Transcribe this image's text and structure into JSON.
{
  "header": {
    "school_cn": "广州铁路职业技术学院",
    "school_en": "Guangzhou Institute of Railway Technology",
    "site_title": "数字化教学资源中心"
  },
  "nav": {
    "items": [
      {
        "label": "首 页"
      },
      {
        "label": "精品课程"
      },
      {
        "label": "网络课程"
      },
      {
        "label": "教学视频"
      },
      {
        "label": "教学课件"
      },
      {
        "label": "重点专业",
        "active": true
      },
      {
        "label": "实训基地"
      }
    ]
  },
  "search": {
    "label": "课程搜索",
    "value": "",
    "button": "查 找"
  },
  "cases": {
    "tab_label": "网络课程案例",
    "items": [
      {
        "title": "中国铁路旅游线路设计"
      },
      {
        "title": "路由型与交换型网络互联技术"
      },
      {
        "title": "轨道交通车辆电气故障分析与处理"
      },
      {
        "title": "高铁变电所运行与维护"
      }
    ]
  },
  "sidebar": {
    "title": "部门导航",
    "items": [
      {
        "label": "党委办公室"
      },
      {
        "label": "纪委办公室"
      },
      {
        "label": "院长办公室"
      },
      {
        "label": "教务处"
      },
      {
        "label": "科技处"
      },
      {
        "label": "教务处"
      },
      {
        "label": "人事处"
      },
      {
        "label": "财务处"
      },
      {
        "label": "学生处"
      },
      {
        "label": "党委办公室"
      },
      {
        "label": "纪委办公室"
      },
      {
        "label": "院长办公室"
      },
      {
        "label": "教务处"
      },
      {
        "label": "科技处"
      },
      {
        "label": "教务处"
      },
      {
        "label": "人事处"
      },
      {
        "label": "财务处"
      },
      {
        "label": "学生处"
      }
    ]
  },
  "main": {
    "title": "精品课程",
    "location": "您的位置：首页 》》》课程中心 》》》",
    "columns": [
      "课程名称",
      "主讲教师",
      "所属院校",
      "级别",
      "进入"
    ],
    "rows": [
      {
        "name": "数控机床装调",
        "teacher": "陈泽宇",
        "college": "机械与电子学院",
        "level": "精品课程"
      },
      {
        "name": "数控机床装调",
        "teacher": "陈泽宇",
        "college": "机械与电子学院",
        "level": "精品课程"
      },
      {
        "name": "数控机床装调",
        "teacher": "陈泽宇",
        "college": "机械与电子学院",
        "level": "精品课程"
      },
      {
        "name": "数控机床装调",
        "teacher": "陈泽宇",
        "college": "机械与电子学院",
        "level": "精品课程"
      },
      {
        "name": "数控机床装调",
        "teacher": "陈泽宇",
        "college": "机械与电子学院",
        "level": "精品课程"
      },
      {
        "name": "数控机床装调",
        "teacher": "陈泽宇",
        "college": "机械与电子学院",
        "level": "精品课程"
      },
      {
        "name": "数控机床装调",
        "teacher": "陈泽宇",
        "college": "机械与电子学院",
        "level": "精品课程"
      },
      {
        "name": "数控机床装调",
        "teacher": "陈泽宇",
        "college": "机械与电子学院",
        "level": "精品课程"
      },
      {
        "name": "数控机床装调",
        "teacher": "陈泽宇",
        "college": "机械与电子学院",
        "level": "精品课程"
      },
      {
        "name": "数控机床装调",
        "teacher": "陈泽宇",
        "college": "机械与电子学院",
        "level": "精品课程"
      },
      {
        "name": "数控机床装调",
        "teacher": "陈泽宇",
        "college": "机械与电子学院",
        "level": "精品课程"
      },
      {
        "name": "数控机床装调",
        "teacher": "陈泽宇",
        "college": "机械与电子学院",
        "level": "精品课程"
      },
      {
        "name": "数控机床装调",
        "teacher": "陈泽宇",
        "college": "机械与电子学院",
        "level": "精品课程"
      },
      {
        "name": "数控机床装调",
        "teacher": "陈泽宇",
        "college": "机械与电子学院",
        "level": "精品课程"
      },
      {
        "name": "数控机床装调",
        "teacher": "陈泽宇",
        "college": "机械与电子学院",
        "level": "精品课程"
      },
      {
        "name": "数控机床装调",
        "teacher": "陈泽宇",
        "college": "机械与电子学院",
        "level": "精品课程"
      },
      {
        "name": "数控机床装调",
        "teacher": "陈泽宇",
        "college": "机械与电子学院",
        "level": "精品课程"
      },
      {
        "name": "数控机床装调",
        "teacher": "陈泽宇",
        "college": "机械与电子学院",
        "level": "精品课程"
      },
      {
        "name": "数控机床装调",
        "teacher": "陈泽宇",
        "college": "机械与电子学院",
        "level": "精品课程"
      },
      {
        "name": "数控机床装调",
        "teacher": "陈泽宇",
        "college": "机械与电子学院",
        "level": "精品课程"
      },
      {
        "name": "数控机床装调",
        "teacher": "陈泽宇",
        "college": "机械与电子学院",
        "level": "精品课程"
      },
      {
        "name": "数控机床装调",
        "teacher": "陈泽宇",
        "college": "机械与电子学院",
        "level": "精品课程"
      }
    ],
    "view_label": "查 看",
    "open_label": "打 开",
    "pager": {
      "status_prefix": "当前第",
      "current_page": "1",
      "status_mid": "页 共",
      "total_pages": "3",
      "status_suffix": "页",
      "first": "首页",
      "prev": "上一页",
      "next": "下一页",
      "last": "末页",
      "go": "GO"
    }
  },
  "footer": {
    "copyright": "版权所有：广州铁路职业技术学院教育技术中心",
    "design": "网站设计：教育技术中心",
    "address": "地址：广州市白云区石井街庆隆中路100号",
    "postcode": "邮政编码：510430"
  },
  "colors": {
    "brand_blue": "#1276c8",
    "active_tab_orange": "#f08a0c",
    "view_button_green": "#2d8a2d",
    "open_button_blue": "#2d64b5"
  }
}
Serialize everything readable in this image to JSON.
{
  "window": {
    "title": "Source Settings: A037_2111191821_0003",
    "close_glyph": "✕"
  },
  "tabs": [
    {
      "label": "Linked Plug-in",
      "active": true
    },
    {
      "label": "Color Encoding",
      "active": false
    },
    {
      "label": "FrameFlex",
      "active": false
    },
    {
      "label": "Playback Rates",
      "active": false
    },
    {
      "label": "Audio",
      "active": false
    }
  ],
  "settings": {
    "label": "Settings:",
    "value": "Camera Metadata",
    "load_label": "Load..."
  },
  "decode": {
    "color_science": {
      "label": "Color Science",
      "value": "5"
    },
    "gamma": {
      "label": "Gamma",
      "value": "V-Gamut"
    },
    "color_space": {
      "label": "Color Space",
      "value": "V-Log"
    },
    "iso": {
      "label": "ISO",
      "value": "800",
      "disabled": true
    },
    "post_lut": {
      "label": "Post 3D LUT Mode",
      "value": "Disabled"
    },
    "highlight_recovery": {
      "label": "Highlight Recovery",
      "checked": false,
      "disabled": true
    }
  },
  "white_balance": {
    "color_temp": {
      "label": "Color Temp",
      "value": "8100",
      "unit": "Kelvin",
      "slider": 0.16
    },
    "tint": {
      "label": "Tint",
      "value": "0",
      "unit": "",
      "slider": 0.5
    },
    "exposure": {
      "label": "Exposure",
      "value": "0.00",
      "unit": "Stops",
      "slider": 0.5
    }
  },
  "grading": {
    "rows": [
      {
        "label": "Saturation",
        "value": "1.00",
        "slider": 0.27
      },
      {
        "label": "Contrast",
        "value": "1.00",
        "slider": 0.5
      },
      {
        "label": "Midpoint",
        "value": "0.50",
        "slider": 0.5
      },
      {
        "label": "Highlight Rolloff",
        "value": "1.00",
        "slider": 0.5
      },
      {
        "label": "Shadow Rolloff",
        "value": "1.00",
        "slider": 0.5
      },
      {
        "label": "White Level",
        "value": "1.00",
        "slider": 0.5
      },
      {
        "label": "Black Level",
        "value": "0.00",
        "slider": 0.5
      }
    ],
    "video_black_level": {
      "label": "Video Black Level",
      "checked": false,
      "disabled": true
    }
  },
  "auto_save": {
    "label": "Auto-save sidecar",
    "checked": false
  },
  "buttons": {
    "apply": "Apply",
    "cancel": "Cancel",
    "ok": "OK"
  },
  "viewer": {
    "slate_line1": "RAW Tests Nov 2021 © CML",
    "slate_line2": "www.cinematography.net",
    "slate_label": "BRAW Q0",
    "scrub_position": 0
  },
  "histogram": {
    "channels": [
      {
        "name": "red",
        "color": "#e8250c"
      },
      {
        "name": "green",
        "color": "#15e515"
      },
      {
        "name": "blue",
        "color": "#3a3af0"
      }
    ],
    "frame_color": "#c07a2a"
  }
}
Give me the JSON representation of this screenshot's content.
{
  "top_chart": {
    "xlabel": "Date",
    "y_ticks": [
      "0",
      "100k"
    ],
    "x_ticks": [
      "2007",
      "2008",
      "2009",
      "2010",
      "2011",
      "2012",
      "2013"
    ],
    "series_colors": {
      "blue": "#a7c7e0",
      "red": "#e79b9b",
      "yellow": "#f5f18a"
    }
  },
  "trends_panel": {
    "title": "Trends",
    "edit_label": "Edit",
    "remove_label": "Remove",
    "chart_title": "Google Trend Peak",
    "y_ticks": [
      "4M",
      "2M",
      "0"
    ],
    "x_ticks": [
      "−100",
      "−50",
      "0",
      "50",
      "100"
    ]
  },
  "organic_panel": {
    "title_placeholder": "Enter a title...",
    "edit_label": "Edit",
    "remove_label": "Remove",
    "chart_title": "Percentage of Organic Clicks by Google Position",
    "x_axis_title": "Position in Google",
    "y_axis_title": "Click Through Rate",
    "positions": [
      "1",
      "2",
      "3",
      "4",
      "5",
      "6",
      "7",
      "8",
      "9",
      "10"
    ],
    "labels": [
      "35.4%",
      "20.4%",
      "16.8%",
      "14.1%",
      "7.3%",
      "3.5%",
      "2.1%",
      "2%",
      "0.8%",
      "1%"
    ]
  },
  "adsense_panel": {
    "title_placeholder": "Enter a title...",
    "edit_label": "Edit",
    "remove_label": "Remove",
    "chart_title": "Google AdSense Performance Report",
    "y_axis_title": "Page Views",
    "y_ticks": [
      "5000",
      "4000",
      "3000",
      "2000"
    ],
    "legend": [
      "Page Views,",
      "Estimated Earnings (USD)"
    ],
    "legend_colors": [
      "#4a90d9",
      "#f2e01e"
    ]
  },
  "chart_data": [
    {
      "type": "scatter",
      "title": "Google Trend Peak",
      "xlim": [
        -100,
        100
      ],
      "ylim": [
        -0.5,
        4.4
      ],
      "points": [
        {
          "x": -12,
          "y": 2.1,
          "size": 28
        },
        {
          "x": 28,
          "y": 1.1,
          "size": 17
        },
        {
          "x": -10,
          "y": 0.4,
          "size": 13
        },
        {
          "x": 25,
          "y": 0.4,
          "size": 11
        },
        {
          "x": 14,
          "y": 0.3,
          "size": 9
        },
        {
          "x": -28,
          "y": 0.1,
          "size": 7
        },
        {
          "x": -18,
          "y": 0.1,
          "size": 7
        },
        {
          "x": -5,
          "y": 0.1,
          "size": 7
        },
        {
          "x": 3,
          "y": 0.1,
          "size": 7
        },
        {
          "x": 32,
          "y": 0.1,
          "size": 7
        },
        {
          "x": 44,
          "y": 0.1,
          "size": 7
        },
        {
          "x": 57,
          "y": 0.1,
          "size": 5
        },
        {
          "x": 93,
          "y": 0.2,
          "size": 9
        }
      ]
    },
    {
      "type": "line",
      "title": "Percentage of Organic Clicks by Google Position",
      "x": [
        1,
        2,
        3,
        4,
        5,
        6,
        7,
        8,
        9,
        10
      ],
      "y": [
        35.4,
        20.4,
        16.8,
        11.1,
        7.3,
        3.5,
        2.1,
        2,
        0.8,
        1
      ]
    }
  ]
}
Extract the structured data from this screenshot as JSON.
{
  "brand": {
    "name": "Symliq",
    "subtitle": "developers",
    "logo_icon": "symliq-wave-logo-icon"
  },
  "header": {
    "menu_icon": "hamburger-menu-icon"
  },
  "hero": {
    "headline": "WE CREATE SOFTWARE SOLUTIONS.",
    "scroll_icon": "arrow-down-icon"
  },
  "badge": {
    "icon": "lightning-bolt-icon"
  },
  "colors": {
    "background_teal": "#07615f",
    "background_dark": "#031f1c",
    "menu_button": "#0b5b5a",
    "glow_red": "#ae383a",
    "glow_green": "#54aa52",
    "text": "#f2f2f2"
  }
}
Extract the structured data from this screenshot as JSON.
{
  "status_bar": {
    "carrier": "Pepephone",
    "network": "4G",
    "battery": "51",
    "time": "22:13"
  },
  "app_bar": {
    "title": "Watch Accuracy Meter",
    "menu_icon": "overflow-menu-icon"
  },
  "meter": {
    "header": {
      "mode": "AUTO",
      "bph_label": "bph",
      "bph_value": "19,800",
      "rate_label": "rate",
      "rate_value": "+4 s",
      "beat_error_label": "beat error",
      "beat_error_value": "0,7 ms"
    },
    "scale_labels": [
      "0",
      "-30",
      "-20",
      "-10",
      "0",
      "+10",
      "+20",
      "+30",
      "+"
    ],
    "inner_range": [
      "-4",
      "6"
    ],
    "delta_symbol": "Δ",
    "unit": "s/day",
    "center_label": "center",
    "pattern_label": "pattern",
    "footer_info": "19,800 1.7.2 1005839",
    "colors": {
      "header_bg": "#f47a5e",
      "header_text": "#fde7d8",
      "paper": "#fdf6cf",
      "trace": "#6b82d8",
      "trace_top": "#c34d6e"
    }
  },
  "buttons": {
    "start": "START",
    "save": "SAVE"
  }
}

···

* [Goal of the exercise]
Find every line that holds "Rolloff" and copy it.

* [Correct answer]
        "label": "Highlight Rolloff",
        "label": "Shadow Rolloff",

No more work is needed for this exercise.